# Input for this task:
•••
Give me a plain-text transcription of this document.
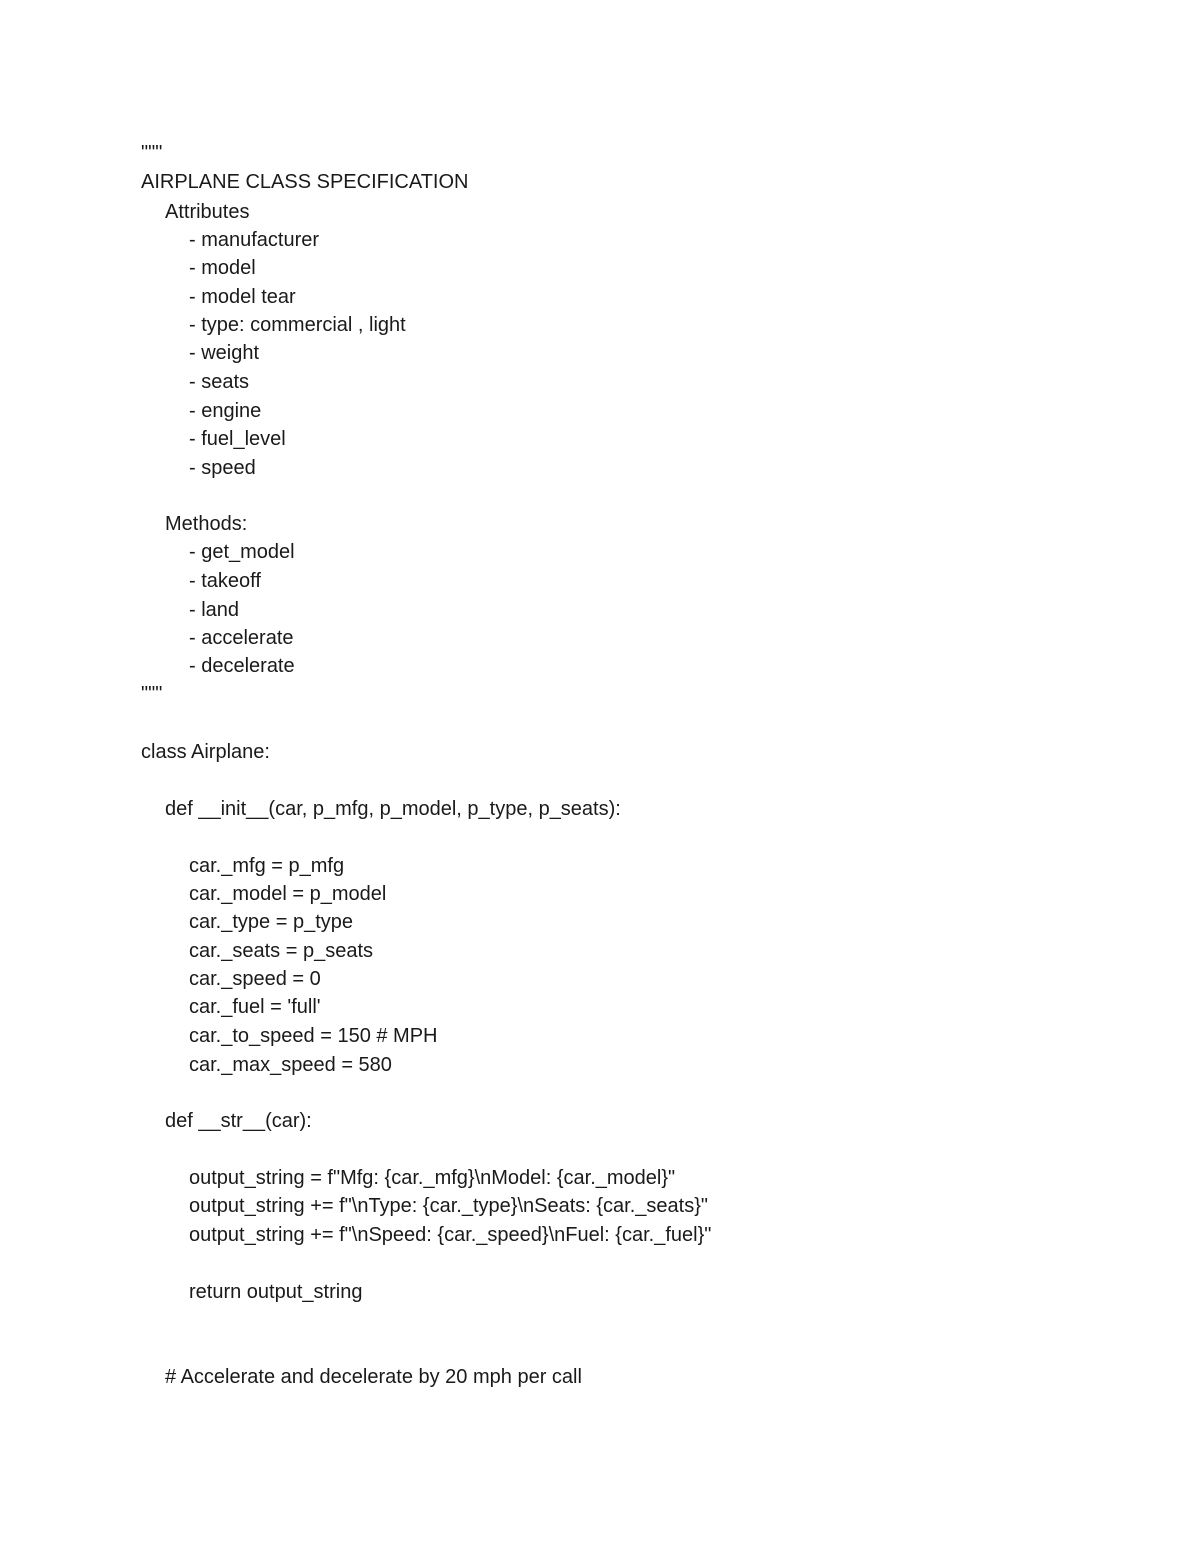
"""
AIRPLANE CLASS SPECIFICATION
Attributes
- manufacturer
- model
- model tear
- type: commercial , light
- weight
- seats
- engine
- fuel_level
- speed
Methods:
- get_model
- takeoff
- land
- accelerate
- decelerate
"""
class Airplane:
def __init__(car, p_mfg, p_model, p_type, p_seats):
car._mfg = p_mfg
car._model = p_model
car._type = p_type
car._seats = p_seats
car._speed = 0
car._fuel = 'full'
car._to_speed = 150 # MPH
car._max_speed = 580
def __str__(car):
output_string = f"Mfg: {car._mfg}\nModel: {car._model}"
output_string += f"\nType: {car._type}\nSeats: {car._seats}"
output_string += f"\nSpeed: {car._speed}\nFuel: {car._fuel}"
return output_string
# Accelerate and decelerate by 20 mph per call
•••
# Your instructions:
Retype everything in the material word for word, minus pictures.

# Final result:
Give me a plain-text transcription of this document.
"""
AIRPLANE CLASS SPECIFICATION
Attributes
- manufacturer
- model
- model tear
- type: commercial , light
- weight
- seats
- engine
- fuel_level
- speed
Methods:
- get_model
- takeoff
- land
- accelerate
- decelerate
"""
class Airplane:
def __init__(car, p_mfg, p_model, p_type, p_seats):
car._mfg = p_mfg
car._model = p_model
car._type = p_type
car._seats = p_seats
car._speed = 0
car._fuel = 'full'
car._to_speed = 150 # MPH
car._max_speed = 580
def __str__(car):
output_string = f"Mfg: {car._mfg}\nModel: {car._model}"
output_string += f"\nType: {car._type}\nSeats: {car._seats}"
output_string += f"\nSpeed: {car._speed}\nFuel: {car._fuel}"
return output_string
# Accelerate and decelerate by 20 mph per call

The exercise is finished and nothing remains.